### To do
From the records below, pull each line that has "placeholder".

### Stored data entries
# # # #
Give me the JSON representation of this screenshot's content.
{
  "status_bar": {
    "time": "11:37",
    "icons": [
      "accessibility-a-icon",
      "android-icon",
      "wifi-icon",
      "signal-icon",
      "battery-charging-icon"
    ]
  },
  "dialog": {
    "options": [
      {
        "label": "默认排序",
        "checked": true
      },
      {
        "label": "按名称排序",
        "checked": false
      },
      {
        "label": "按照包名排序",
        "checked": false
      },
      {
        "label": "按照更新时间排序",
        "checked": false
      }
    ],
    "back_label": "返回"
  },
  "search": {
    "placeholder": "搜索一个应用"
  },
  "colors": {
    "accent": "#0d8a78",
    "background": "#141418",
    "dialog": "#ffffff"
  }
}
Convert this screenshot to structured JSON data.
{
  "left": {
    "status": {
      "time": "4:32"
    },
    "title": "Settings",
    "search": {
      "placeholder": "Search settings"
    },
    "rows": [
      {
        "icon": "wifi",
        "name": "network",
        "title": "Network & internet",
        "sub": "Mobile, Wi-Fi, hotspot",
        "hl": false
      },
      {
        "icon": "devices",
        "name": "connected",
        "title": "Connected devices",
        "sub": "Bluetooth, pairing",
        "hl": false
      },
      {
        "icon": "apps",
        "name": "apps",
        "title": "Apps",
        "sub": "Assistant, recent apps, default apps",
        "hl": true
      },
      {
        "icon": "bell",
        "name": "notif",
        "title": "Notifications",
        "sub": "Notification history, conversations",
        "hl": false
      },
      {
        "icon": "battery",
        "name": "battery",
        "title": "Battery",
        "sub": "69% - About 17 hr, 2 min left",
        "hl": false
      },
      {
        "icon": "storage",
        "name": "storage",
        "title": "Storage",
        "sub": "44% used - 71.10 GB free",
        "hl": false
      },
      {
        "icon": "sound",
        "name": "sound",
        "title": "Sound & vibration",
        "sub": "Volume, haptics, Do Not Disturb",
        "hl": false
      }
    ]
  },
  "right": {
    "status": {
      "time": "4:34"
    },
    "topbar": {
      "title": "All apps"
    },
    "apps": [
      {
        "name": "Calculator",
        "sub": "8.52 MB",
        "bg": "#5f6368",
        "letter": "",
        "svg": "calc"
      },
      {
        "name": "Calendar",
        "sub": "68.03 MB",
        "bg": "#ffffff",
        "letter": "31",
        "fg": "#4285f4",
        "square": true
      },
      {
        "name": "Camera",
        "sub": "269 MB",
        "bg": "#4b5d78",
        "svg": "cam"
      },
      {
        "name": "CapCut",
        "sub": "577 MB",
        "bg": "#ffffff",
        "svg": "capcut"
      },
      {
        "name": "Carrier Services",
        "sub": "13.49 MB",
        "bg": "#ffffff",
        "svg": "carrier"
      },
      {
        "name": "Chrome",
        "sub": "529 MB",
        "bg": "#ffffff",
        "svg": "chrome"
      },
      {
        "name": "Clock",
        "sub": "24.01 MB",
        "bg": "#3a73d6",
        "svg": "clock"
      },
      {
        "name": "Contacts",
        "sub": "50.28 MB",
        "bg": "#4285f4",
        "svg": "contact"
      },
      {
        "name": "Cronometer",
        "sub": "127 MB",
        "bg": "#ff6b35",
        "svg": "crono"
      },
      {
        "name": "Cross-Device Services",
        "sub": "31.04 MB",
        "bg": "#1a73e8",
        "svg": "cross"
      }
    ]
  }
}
# # # #
### Response to the exercise
    "placeholder": "搜索一个应用"
      "placeholder": "Search settings"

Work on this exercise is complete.